SHORT PROBLEM >>
Print each line of the listing once more, precisely as given.

Data entries for graphics >>
*-*-*
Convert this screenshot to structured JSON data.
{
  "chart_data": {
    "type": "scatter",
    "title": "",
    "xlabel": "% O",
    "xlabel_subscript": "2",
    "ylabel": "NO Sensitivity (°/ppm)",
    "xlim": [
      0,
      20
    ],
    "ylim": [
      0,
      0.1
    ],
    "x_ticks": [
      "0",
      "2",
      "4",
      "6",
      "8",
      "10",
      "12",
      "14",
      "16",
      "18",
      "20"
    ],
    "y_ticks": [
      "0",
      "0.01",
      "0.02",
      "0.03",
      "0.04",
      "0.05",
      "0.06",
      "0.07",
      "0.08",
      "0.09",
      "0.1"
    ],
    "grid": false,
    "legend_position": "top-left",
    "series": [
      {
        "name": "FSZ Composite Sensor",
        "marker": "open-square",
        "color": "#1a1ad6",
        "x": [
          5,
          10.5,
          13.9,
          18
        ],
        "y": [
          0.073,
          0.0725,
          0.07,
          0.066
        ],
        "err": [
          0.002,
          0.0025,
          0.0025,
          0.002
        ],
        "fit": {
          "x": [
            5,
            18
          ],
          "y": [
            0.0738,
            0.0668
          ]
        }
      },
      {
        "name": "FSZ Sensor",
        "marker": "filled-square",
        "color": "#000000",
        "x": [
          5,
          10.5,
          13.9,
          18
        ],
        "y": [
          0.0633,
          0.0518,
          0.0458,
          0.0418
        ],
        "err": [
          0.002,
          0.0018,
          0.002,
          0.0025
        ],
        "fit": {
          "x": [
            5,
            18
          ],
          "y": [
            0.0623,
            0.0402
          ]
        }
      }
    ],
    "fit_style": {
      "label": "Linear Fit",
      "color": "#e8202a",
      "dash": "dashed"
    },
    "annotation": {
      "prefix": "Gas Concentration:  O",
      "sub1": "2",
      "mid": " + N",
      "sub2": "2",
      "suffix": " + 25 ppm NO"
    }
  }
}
*-*-*
RESPONSE TO THE TASK >>
Convert this screenshot to structured JSON data.
{
  "chart_data": {
    "type": "scatter",
    "title": "",
    "xlabel": "% O",
    "xlabel_subscript": "2",
    "ylabel": "NO Sensitivity (°/ppm)",
    "xlim": [
      0,
      20
    ],
    "ylim": [
      0,
      0.1
    ],
    "x_ticks": [
      "0",
      "2",
      "4",
      "6",
      "8",
      "10",
      "12",
      "14",
      "16",
      "18",
      "20"
    ],
    "y_ticks": [
      "0",
      "0.01",
      "0.02",
      "0.03",
      "0.04",
      "0.05",
      "0.06",
      "0.07",
      "0.08",
      "0.09",
      "0.1"
    ],
    "grid": false,
    "legend_position": "top-left",
    "series": [
      {
        "name": "FSZ Composite Sensor",
        "marker": "open-square",
        "color": "#1a1ad6",
        "x": [
          5,
          10.5,
          13.9,
          18
        ],
        "y": [
          0.073,
          0.0725,
          0.07,
          0.066
        ],
        "err": [
          0.002,
          0.0025,
          0.0025,
          0.002
        ],
        "fit": {
          "x": [
            5,
            18
          ],
          "y": [
            0.0738,
            0.0668
          ]
        }
      },
      {
        "name": "FSZ Sensor",
        "marker": "filled-square",
        "color": "#000000",
        "x": [
          5,
          10.5,
          13.9,
          18
        ],
        "y": [
          0.0633,
          0.0518,
          0.0458,
          0.0418
        ],
        "err": [
          0.002,
          0.0018,
          0.002,
          0.0025
        ],
        "fit": {
          "x": [
            5,
            18
          ],
          "y": [
            0.0623,
            0.0402
          ]
        }
      }
    ],
    "fit_style": {
      "label": "Linear Fit",
      "color": "#e8202a",
      "dash": "dashed"
    },
    "annotation": {
      "prefix": "Gas Concentration:  O",
      "sub1": "2",
      "mid": " + N",
      "sub2": "2",
      "suffix": " + 25 ppm NO"
    }
  }
}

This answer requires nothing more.